MATERIAL SUPPLIED -
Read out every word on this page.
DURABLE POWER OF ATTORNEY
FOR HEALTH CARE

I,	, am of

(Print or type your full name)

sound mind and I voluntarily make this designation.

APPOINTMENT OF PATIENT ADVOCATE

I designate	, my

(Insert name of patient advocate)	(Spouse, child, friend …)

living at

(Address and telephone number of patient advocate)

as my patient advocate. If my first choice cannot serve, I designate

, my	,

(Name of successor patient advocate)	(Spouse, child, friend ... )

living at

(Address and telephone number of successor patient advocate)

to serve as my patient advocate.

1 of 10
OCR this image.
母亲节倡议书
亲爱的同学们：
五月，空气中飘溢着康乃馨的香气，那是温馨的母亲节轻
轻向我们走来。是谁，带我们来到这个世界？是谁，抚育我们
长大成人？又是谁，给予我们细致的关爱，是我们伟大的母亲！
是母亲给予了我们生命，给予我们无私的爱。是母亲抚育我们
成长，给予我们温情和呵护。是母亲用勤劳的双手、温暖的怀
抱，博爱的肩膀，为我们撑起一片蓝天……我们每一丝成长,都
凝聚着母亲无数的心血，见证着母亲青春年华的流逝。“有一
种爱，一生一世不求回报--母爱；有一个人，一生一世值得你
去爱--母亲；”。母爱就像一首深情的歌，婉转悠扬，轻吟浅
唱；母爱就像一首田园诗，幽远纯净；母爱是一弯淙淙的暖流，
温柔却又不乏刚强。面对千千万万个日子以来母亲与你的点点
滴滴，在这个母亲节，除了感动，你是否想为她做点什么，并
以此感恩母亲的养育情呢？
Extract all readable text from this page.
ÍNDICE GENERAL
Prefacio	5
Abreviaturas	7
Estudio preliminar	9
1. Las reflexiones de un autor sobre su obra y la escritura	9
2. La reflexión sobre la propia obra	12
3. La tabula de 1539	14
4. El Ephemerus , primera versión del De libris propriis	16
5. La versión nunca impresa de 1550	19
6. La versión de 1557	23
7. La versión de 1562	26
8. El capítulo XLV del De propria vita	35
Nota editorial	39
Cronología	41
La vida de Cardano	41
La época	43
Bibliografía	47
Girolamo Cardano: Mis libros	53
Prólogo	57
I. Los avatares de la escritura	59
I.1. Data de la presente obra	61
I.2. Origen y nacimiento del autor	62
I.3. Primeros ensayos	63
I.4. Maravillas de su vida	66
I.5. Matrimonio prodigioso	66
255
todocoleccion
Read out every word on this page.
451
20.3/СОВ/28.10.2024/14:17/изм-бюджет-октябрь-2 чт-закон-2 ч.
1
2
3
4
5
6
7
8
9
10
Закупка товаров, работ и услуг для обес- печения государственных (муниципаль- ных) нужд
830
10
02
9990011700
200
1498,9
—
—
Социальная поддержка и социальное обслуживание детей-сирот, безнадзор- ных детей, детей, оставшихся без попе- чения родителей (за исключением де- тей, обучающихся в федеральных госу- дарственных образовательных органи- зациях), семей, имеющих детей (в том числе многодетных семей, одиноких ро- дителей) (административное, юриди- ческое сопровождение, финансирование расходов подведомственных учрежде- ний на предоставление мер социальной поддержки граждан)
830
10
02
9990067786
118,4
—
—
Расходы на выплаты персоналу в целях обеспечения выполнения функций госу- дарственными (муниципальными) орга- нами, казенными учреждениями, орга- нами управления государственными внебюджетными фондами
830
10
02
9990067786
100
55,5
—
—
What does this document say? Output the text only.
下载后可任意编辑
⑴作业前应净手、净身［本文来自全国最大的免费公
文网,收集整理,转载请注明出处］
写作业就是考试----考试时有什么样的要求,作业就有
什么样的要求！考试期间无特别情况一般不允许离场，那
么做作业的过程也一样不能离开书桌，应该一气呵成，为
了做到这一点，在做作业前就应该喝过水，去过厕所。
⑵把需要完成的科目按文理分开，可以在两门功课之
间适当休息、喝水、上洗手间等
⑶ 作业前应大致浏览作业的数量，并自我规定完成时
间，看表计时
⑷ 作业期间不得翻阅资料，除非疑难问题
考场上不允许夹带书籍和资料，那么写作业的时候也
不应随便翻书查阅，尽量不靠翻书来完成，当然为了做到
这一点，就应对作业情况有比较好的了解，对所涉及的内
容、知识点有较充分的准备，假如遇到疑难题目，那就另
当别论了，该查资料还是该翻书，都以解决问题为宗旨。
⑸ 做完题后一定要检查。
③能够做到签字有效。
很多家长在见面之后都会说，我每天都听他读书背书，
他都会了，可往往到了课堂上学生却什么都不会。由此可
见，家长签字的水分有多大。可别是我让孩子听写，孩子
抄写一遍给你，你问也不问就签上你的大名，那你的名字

WORK TO DO - Give back the data above exactly as it appears.

TASK ANSWER -
Read out every word on this page.
DURABLE POWER OF ATTORNEY
FOR HEALTH CARE

I,	, am of

(Print or type your full name)

sound mind and I voluntarily make this designation.

APPOINTMENT OF PATIENT ADVOCATE

I designate	, my

(Insert name of patient advocate)	(Spouse, child, friend …)

living at

(Address and telephone number of patient advocate)

as my patient advocate. If my first choice cannot serve, I designate

, my	,

(Name of successor patient advocate)	(Spouse, child, friend ... )

living at

(Address and telephone number of successor patient advocate)

to serve as my patient advocate.

1 of 10
OCR this image.
母亲节倡议书
亲爱的同学们：
五月，空气中飘溢着康乃馨的香气，那是温馨的母亲节轻
轻向我们走来。是谁，带我们来到这个世界？是谁，抚育我们
长大成人？又是谁，给予我们细致的关爱，是我们伟大的母亲！
是母亲给予了我们生命，给予我们无私的爱。是母亲抚育我们
成长，给予我们温情和呵护。是母亲用勤劳的双手、温暖的怀
抱，博爱的肩膀，为我们撑起一片蓝天……我们每一丝成长,都
凝聚着母亲无数的心血，见证着母亲青春年华的流逝。“有一
种爱，一生一世不求回报--母爱；有一个人，一生一世值得你
去爱--母亲；”。母爱就像一首深情的歌，婉转悠扬，轻吟浅
唱；母爱就像一首田园诗，幽远纯净；母爱是一弯淙淙的暖流，
温柔却又不乏刚强。面对千千万万个日子以来母亲与你的点点
滴滴，在这个母亲节，除了感动，你是否想为她做点什么，并
以此感恩母亲的养育情呢？
Extract all readable text from this page.
ÍNDICE GENERAL
Prefacio	5
Abreviaturas	7
Estudio preliminar	9
1. Las reflexiones de un autor sobre su obra y la escritura	9
2. La reflexión sobre la propia obra	12
3. La tabula de 1539	14
4. El Ephemerus , primera versión del De libris propriis	16
5. La versión nunca impresa de 1550	19
6. La versión de 1557	23
7. La versión de 1562	26
8. El capítulo XLV del De propria vita	35
Nota editorial	39
Cronología	41
La vida de Cardano	41
La época	43
Bibliografía	47
Girolamo Cardano: Mis libros	53
Prólogo	57
I. Los avatares de la escritura	59
I.1. Data de la presente obra	61
I.2. Origen y nacimiento del autor	62
I.3. Primeros ensayos	63
I.4. Maravillas de su vida	66
I.5. Matrimonio prodigioso	66
255
todocoleccion
Read out every word on this page.
451
20.3/СОВ/28.10.2024/14:17/изм-бюджет-октябрь-2 чт-закон-2 ч.
1
2
3
4
5
6
7
8
9
10
Закупка товаров, работ и услуг для обес- печения государственных (муниципаль- ных) нужд
830
10
02
9990011700
200
1498,9
—
—
Социальная поддержка и социальное обслуживание детей-сирот, безнадзор- ных детей, детей, оставшихся без попе- чения родителей (за исключением де- тей, обучающихся в федеральных госу- дарственных образовательных органи- зациях), семей, имеющих детей (в том числе многодетных семей, одиноких ро- дителей) (административное, юриди- ческое сопровождение, финансирование расходов подведомственных учрежде- ний на предоставление мер социальной поддержки граждан)
830
10
02
9990067786
118,4
—
—
Расходы на выплаты персоналу в целях обеспечения выполнения функций госу- дарственными (муниципальными) орга- нами, казенными учреждениями, орга- нами управления государственными внебюджетными фондами
830
10
02
9990067786
100
55,5
—
—
What does this document say? Output the text only.
下载后可任意编辑
⑴作业前应净手、净身［本文来自全国最大的免费公
文网,收集整理,转载请注明出处］
写作业就是考试----考试时有什么样的要求,作业就有
什么样的要求！考试期间无特别情况一般不允许离场，那
么做作业的过程也一样不能离开书桌，应该一气呵成，为
了做到这一点，在做作业前就应该喝过水，去过厕所。
⑵把需要完成的科目按文理分开，可以在两门功课之
间适当休息、喝水、上洗手间等
⑶ 作业前应大致浏览作业的数量，并自我规定完成时
间，看表计时
⑷ 作业期间不得翻阅资料，除非疑难问题
考场上不允许夹带书籍和资料，那么写作业的时候也
不应随便翻书查阅，尽量不靠翻书来完成，当然为了做到
这一点，就应对作业情况有比较好的了解，对所涉及的内
容、知识点有较充分的准备，假如遇到疑难题目，那就另
当别论了，该查资料还是该翻书，都以解决问题为宗旨。
⑸ 做完题后一定要检查。
③能够做到签字有效。
很多家长在见面之后都会说，我每天都听他读书背书，
他都会了，可往往到了课堂上学生却什么都不会。由此可
见，家长签字的水分有多大。可别是我让孩子听写，孩子
抄写一遍给你，你问也不问就签上你的大名，那你的名字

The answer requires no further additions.